**Figure contents as structured data**:
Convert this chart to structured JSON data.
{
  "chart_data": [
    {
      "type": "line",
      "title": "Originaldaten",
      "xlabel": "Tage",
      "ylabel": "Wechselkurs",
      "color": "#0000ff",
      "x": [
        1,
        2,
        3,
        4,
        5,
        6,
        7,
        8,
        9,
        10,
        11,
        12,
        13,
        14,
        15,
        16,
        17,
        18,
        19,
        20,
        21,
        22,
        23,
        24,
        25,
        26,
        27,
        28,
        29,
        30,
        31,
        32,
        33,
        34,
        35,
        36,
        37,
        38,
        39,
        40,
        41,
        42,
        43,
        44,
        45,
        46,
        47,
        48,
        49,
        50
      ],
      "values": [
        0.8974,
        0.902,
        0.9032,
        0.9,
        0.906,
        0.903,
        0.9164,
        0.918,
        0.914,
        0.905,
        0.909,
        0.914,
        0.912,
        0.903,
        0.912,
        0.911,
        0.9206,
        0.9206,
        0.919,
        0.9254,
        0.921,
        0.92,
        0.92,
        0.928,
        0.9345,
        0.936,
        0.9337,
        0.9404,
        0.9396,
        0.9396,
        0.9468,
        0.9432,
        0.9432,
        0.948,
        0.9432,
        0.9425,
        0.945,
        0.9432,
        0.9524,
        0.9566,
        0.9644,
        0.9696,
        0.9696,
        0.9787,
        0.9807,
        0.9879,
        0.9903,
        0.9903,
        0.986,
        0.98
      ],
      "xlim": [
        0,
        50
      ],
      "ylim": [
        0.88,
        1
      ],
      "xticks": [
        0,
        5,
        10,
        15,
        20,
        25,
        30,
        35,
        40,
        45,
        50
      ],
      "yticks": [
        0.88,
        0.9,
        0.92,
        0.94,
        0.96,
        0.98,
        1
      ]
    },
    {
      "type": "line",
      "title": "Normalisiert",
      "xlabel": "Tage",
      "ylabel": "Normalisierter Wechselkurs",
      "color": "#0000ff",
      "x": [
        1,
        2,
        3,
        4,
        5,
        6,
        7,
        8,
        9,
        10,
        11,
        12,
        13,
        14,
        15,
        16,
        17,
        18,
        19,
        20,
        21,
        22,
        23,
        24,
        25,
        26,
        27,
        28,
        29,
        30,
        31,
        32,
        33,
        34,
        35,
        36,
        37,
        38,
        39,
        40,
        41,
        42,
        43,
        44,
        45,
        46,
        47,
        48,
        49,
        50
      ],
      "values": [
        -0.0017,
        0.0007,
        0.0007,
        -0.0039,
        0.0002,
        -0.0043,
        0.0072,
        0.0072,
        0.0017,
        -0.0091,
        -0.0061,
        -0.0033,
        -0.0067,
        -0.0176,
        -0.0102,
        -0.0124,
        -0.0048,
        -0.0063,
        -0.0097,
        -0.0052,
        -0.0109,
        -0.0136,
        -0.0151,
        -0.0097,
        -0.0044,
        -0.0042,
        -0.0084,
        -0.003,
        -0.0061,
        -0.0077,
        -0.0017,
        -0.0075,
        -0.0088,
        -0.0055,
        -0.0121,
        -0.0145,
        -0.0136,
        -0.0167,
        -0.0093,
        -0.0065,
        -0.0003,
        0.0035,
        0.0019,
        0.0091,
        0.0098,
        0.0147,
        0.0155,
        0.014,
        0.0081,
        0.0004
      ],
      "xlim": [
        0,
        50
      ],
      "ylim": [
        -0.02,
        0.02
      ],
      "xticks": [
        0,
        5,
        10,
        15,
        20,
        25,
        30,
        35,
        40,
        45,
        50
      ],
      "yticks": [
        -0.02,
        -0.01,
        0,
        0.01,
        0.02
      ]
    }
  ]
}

**WHAT THE TASK REQUIRES**:
Copy every line verbatim.

**WORKED ANSWER**:
Convert this chart to structured JSON data.
{
  "chart_data": [
    {
      "type": "line",
      "title": "Originaldaten",
      "xlabel": "Tage",
      "ylabel": "Wechselkurs",
      "color": "#0000ff",
      "x": [
        1,
        2,
        3,
        4,
        5,
        6,
        7,
        8,
        9,
        10,
        11,
        12,
        13,
        14,
        15,
        16,
        17,
        18,
        19,
        20,
        21,
        22,
        23,
        24,
        25,
        26,
        27,
        28,
        29,
        30,
        31,
        32,
        33,
        34,
        35,
        36,
        37,
        38,
        39,
        40,
        41,
        42,
        43,
        44,
        45,
        46,
        47,
        48,
        49,
        50
      ],
      "values": [
        0.8974,
        0.902,
        0.9032,
        0.9,
        0.906,
        0.903,
        0.9164,
        0.918,
        0.914,
        0.905,
        0.909,
        0.914,
        0.912,
        0.903,
        0.912,
        0.911,
        0.9206,
        0.9206,
        0.919,
        0.9254,
        0.921,
        0.92,
        0.92,
        0.928,
        0.9345,
        0.936,
        0.9337,
        0.9404,
        0.9396,
        0.9396,
        0.9468,
        0.9432,
        0.9432,
        0.948,
        0.9432,
        0.9425,
        0.945,
        0.9432,
        0.9524,
        0.9566,
        0.9644,
        0.9696,
        0.9696,
        0.9787,
        0.9807,
        0.9879,
        0.9903,
        0.9903,
        0.986,
        0.98
      ],
      "xlim": [
        0,
        50
      ],
      "ylim": [
        0.88,
        1
      ],
      "xticks": [
        0,
        5,
        10,
        15,
        20,
        25,
        30,
        35,
        40,
        45,
        50
      ],
      "yticks": [
        0.88,
        0.9,
        0.92,
        0.94,
        0.96,
        0.98,
        1
      ]
    },
    {
      "type": "line",
      "title": "Normalisiert",
      "xlabel": "Tage",
      "ylabel": "Normalisierter Wechselkurs",
      "color": "#0000ff",
      "x": [
        1,
        2,
        3,
        4,
        5,
        6,
        7,
        8,
        9,
        10,
        11,
        12,
        13,
        14,
        15,
        16,
        17,
        18,
        19,
        20,
        21,
        22,
        23,
        24,
        25,
        26,
        27,
        28,
        29,
        30,
        31,
        32,
        33,
        34,
        35,
        36,
        37,
        38,
        39,
        40,
        41,
        42,
        43,
        44,
        45,
        46,
        47,
        48,
        49,
        50
      ],
      "values": [
        -0.0017,
        0.0007,
        0.0007,
        -0.0039,
        0.0002,
        -0.0043,
        0.0072,
        0.0072,
        0.0017,
        -0.0091,
        -0.0061,
        -0.0033,
        -0.0067,
        -0.0176,
        -0.0102,
        -0.0124,
        -0.0048,
        -0.0063,
        -0.0097,
        -0.0052,
        -0.0109,
        -0.0136,
        -0.0151,
        -0.0097,
        -0.0044,
        -0.0042,
        -0.0084,
        -0.003,
        -0.0061,
        -0.0077,
        -0.0017,
        -0.0075,
        -0.0088,
        -0.0055,
        -0.0121,
        -0.0145,
        -0.0136,
        -0.0167,
        -0.0093,
        -0.0065,
        -0.0003,
        0.0035,
        0.0019,
        0.0091,
        0.0098,
        0.0147,
        0.0155,
        0.014,
        0.0081,
        0.0004
      ],
      "xlim": [
        0,
        50
      ],
      "ylim": [
        -0.02,
        0.02
      ],
      "xticks": [
        0,
        5,
        10,
        15,
        20,
        25,
        30,
        35,
        40,
        45,
        50
      ],
      "yticks": [
        -0.02,
        -0.01,
        0,
        0.01,
        0.02
      ]
    }
  ]
}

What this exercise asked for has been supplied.